[A run of records]
** BEGIN **

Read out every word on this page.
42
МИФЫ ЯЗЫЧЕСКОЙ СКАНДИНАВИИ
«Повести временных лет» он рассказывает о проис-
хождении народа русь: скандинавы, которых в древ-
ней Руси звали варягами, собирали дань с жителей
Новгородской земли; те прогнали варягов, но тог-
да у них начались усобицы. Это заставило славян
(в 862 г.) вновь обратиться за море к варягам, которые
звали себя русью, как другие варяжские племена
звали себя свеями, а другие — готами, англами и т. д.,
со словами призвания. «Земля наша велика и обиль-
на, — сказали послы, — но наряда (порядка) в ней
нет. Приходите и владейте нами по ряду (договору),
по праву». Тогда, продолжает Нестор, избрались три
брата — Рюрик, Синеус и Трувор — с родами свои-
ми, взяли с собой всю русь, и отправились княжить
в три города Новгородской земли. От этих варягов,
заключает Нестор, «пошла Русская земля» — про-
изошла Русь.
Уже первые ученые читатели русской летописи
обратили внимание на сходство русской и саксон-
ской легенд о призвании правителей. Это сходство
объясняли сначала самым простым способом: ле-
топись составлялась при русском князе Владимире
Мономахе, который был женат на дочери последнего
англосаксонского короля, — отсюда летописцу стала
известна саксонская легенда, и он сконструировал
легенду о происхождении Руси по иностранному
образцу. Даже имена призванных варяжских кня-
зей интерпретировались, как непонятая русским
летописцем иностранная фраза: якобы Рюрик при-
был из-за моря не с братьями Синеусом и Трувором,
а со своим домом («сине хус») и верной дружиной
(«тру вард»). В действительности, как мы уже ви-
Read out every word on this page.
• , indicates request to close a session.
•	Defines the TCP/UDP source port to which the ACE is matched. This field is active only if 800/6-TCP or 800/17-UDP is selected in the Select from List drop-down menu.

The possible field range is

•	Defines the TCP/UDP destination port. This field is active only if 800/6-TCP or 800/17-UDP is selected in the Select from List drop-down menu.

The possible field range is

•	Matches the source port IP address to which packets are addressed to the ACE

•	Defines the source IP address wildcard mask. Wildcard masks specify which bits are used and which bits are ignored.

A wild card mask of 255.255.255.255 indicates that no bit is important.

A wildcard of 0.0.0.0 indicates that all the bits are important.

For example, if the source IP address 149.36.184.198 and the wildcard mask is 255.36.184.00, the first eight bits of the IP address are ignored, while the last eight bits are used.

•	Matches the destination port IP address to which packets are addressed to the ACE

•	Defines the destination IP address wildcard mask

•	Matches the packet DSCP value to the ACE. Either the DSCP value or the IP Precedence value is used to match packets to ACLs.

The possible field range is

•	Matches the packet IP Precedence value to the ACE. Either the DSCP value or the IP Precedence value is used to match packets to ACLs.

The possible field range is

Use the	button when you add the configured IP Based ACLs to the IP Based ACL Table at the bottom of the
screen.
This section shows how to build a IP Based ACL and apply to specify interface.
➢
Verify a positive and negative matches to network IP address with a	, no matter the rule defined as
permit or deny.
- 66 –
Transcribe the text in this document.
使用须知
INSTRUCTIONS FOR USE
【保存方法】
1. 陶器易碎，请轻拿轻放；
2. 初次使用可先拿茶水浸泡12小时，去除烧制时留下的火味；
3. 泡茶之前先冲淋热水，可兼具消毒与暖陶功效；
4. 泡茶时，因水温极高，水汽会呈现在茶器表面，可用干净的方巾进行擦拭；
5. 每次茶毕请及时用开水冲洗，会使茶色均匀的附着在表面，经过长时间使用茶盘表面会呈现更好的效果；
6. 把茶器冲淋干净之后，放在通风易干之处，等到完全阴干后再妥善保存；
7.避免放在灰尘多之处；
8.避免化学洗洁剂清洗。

** END **

> [Instructions for the task]: Search the entries for the word "used", then gather every line that has it.

> [Solution to this exercise]:
•	Defines the source IP address wildcard mask. Wildcard masks specify which bits are used and which bits are ignored.
For example, if the source IP address 149.36.184.198 and the wildcard mask is 255.36.184.00, the first eight bits of the IP address are ignored, while the last eight bits are used.
•	Matches the packet DSCP value to the ACE. Either the DSCP value or the IP Precedence value is used to match packets to ACLs.
•	Matches the packet IP Precedence value to the ACE. Either the DSCP value or the IP Precedence value is used to match packets to ACLs.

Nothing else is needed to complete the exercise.